▸ To do
Print every line of the listing exactly, please.

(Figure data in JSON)
==========
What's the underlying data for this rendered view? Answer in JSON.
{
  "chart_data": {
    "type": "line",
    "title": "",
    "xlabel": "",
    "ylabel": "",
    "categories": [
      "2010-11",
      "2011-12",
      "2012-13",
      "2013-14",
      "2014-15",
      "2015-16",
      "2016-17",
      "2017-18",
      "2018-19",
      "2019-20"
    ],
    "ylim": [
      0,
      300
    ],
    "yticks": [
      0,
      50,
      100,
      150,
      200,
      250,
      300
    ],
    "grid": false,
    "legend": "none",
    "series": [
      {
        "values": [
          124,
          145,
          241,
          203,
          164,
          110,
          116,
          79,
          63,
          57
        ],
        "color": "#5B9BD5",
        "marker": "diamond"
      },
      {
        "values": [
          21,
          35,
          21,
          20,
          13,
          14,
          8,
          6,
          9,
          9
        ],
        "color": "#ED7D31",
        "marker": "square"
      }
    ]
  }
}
==========
▸ Completed exercise
What's the underlying data for this rendered view? Answer in JSON.
{
  "chart_data": {
    "type": "line",
    "title": "",
    "xlabel": "",
    "ylabel": "",
    "categories": [
      "2010-11",
      "2011-12",
      "2012-13",
      "2013-14",
      "2014-15",
      "2015-16",
      "2016-17",
      "2017-18",
      "2018-19",
      "2019-20"
    ],
    "ylim": [
      0,
      300
    ],
    "yticks": [
      0,
      50,
      100,
      150,
      200,
      250,
      300
    ],
    "grid": false,
    "legend": "none",
    "series": [
      {
        "values": [
          124,
          145,
          241,
          203,
          164,
          110,
          116,
          79,
          63,
          57
        ],
        "color": "#5B9BD5",
        "marker": "diamond"
      },
      {
        "values": [
          21,
          35,
          21,
          20,
          13,
          14,
          8,
          6,
          9,
          9
        ],
        "color": "#ED7D31",
        "marker": "square"
      }
    ]
  }
}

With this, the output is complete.